* OBJECTIVE
Output the full listing below exactly as it reads, and skip anything that is a picture.

Records excerpted from a collection
* * * * *

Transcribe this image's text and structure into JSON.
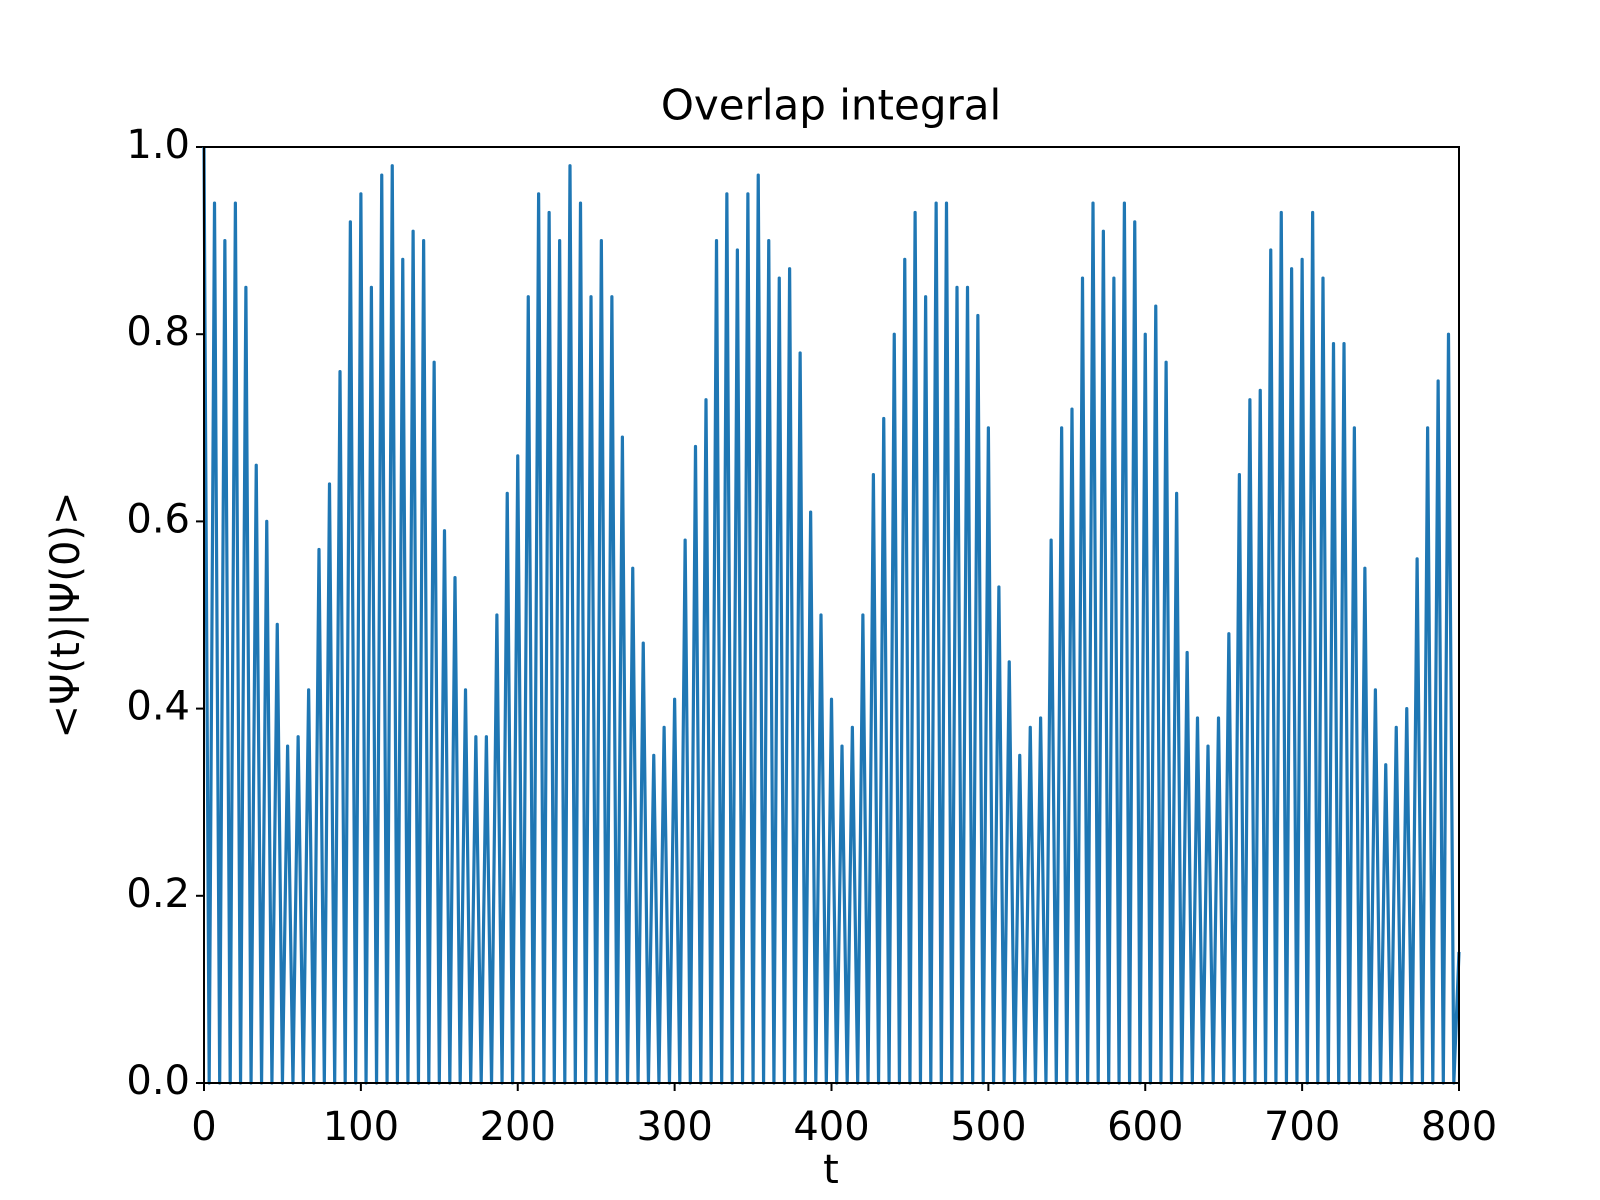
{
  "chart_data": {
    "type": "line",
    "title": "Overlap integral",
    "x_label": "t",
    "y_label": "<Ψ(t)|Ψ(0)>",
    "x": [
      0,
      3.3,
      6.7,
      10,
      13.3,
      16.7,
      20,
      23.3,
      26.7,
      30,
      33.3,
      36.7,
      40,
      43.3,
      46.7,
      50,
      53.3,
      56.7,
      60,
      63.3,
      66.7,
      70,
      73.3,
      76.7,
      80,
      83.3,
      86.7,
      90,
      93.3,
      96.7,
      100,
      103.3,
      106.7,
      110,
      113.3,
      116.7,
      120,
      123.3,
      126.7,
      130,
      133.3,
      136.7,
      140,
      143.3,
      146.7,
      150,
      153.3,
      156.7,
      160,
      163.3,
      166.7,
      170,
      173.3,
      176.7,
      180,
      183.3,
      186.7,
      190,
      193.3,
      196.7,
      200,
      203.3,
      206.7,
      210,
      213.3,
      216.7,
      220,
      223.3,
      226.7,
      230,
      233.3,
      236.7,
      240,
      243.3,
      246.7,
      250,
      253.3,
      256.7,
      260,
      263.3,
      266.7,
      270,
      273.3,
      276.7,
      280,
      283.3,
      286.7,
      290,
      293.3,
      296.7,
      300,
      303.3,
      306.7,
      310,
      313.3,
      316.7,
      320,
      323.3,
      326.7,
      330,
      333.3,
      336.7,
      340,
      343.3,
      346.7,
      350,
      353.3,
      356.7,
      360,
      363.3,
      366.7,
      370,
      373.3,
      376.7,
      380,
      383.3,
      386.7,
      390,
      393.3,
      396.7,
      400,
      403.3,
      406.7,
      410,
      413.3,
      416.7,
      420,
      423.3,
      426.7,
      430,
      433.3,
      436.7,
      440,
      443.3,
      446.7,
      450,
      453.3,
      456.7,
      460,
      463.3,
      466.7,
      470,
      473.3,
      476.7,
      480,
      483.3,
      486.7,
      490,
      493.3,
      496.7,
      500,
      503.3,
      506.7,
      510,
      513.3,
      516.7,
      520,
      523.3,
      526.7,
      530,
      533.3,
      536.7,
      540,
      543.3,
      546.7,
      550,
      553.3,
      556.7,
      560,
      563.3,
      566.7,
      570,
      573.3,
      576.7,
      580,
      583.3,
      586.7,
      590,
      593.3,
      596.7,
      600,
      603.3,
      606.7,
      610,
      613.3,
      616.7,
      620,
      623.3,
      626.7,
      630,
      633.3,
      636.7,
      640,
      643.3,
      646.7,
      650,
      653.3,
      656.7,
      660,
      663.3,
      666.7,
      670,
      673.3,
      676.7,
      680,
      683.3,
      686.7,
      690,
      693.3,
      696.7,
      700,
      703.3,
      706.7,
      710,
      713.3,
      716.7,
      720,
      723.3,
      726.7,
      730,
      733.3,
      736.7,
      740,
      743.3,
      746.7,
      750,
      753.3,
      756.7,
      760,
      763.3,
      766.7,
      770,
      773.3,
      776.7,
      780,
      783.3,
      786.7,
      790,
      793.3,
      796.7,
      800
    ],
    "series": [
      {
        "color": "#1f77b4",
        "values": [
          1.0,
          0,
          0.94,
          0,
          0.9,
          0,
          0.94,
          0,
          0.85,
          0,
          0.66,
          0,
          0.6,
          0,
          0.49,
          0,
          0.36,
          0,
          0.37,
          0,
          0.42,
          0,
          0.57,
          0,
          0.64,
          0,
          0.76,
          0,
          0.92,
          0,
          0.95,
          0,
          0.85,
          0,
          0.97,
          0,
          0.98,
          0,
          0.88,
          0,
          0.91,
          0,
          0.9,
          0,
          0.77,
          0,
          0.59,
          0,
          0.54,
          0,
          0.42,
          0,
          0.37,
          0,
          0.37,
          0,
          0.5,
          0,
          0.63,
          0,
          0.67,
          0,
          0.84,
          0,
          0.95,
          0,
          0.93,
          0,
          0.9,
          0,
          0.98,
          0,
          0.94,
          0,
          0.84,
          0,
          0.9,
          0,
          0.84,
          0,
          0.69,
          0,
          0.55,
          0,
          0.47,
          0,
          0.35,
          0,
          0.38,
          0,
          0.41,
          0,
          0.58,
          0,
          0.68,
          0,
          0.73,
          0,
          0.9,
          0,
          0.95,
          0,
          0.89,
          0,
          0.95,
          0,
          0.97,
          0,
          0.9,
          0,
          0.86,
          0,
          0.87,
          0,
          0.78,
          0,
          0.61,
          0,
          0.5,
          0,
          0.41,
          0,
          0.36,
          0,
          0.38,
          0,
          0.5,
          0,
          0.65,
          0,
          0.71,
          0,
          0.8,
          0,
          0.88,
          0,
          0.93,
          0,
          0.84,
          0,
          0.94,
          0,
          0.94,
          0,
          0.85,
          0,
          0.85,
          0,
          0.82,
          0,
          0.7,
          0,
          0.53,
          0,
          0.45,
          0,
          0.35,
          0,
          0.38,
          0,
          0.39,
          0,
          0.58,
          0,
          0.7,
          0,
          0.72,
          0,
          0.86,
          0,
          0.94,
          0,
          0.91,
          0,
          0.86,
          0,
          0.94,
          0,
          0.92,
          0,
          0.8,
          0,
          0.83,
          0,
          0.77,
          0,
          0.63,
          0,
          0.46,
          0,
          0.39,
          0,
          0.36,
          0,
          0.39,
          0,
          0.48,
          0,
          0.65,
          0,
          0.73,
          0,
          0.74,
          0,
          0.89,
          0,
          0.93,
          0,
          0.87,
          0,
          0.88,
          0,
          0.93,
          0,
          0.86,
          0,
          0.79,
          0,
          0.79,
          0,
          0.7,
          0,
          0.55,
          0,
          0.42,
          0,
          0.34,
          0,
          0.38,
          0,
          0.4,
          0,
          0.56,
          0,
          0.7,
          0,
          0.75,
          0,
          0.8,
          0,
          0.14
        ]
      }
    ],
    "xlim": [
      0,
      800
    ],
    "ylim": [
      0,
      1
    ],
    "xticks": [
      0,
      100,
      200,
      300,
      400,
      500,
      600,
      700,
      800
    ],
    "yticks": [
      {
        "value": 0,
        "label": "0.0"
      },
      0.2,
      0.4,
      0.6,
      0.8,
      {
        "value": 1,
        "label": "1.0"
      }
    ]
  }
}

* * * * *

* EXERCISE RESPONSE
Transcribe this image's text and structure into JSON.
{
  "chart_data": {
    "type": "line",
    "title": "Overlap integral",
    "x_label": "t",
    "y_label": "<Ψ(t)|Ψ(0)>",
    "x": [
      0,
      3.3,
      6.7,
      10,
      13.3,
      16.7,
      20,
      23.3,
      26.7,
      30,
      33.3,
      36.7,
      40,
      43.3,
      46.7,
      50,
      53.3,
      56.7,
      60,
      63.3,
      66.7,
      70,
      73.3,
      76.7,
      80,
      83.3,
      86.7,
      90,
      93.3,
      96.7,
      100,
      103.3,
      106.7,
      110,
      113.3,
      116.7,
      120,
      123.3,
      126.7,
      130,
      133.3,
      136.7,
      140,
      143.3,
      146.7,
      150,
      153.3,
      156.7,
      160,
      163.3,
      166.7,
      170,
      173.3,
      176.7,
      180,
      183.3,
      186.7,
      190,
      193.3,
      196.7,
      200,
      203.3,
      206.7,
      210,
      213.3,
      216.7,
      220,
      223.3,
      226.7,
      230,
      233.3,
      236.7,
      240,
      243.3,
      246.7,
      250,
      253.3,
      256.7,
      260,
      263.3,
      266.7,
      270,
      273.3,
      276.7,
      280,
      283.3,
      286.7,
      290,
      293.3,
      296.7,
      300,
      303.3,
      306.7,
      310,
      313.3,
      316.7,
      320,
      323.3,
      326.7,
      330,
      333.3,
      336.7,
      340,
      343.3,
      346.7,
      350,
      353.3,
      356.7,
      360,
      363.3,
      366.7,
      370,
      373.3,
      376.7,
      380,
      383.3,
      386.7,
      390,
      393.3,
      396.7,
      400,
      403.3,
      406.7,
      410,
      413.3,
      416.7,
      420,
      423.3,
      426.7,
      430,
      433.3,
      436.7,
      440,
      443.3,
      446.7,
      450,
      453.3,
      456.7,
      460,
      463.3,
      466.7,
      470,
      473.3,
      476.7,
      480,
      483.3,
      486.7,
      490,
      493.3,
      496.7,
      500,
      503.3,
      506.7,
      510,
      513.3,
      516.7,
      520,
      523.3,
      526.7,
      530,
      533.3,
      536.7,
      540,
      543.3,
      546.7,
      550,
      553.3,
      556.7,
      560,
      563.3,
      566.7,
      570,
      573.3,
      576.7,
      580,
      583.3,
      586.7,
      590,
      593.3,
      596.7,
      600,
      603.3,
      606.7,
      610,
      613.3,
      616.7,
      620,
      623.3,
      626.7,
      630,
      633.3,
      636.7,
      640,
      643.3,
      646.7,
      650,
      653.3,
      656.7,
      660,
      663.3,
      666.7,
      670,
      673.3,
      676.7,
      680,
      683.3,
      686.7,
      690,
      693.3,
      696.7,
      700,
      703.3,
      706.7,
      710,
      713.3,
      716.7,
      720,
      723.3,
      726.7,
      730,
      733.3,
      736.7,
      740,
      743.3,
      746.7,
      750,
      753.3,
      756.7,
      760,
      763.3,
      766.7,
      770,
      773.3,
      776.7,
      780,
      783.3,
      786.7,
      790,
      793.3,
      796.7,
      800
    ],
    "series": [
      {
        "color": "#1f77b4",
        "values": [
          1.0,
          0,
          0.94,
          0,
          0.9,
          0,
          0.94,
          0,
          0.85,
          0,
          0.66,
          0,
          0.6,
          0,
          0.49,
          0,
          0.36,
          0,
          0.37,
          0,
          0.42,
          0,
          0.57,
          0,
          0.64,
          0,
          0.76,
          0,
          0.92,
          0,
          0.95,
          0,
          0.85,
          0,
          0.97,
          0,
          0.98,
          0,
          0.88,
          0,
          0.91,
          0,
          0.9,
          0,
          0.77,
          0,
          0.59,
          0,
          0.54,
          0,
          0.42,
          0,
          0.37,
          0,
          0.37,
          0,
          0.5,
          0,
          0.63,
          0,
          0.67,
          0,
          0.84,
          0,
          0.95,
          0,
          0.93,
          0,
          0.9,
          0,
          0.98,
          0,
          0.94,
          0,
          0.84,
          0,
          0.9,
          0,
          0.84,
          0,
          0.69,
          0,
          0.55,
          0,
          0.47,
          0,
          0.35,
          0,
          0.38,
          0,
          0.41,
          0,
          0.58,
          0,
          0.68,
          0,
          0.73,
          0,
          0.9,
          0,
          0.95,
          0,
          0.89,
          0,
          0.95,
          0,
          0.97,
          0,
          0.9,
          0,
          0.86,
          0,
          0.87,
          0,
          0.78,
          0,
          0.61,
          0,
          0.5,
          0,
          0.41,
          0,
          0.36,
          0,
          0.38,
          0,
          0.5,
          0,
          0.65,
          0,
          0.71,
          0,
          0.8,
          0,
          0.88,
          0,
          0.93,
          0,
          0.84,
          0,
          0.94,
          0,
          0.94,
          0,
          0.85,
          0,
          0.85,
          0,
          0.82,
          0,
          0.7,
          0,
          0.53,
          0,
          0.45,
          0,
          0.35,
          0,
          0.38,
          0,
          0.39,
          0,
          0.58,
          0,
          0.7,
          0,
          0.72,
          0,
          0.86,
          0,
          0.94,
          0,
          0.91,
          0,
          0.86,
          0,
          0.94,
          0,
          0.92,
          0,
          0.8,
          0,
          0.83,
          0,
          0.77,
          0,
          0.63,
          0,
          0.46,
          0,
          0.39,
          0,
          0.36,
          0,
          0.39,
          0,
          0.48,
          0,
          0.65,
          0,
          0.73,
          0,
          0.74,
          0,
          0.89,
          0,
          0.93,
          0,
          0.87,
          0,
          0.88,
          0,
          0.93,
          0,
          0.86,
          0,
          0.79,
          0,
          0.79,
          0,
          0.7,
          0,
          0.55,
          0,
          0.42,
          0,
          0.34,
          0,
          0.38,
          0,
          0.4,
          0,
          0.56,
          0,
          0.7,
          0,
          0.75,
          0,
          0.8,
          0,
          0.14
        ]
      }
    ],
    "xlim": [
      0,
      800
    ],
    "ylim": [
      0,
      1
    ],
    "xticks": [
      0,
      100,
      200,
      300,
      400,
      500,
      600,
      700,
      800
    ],
    "yticks": [
      {
        "value": 0,
        "label": "0.0"
      },
      0.2,
      0.4,
      0.6,
      0.8,
      {
        "value": 1,
        "label": "1.0"
      }
    ]
  }
}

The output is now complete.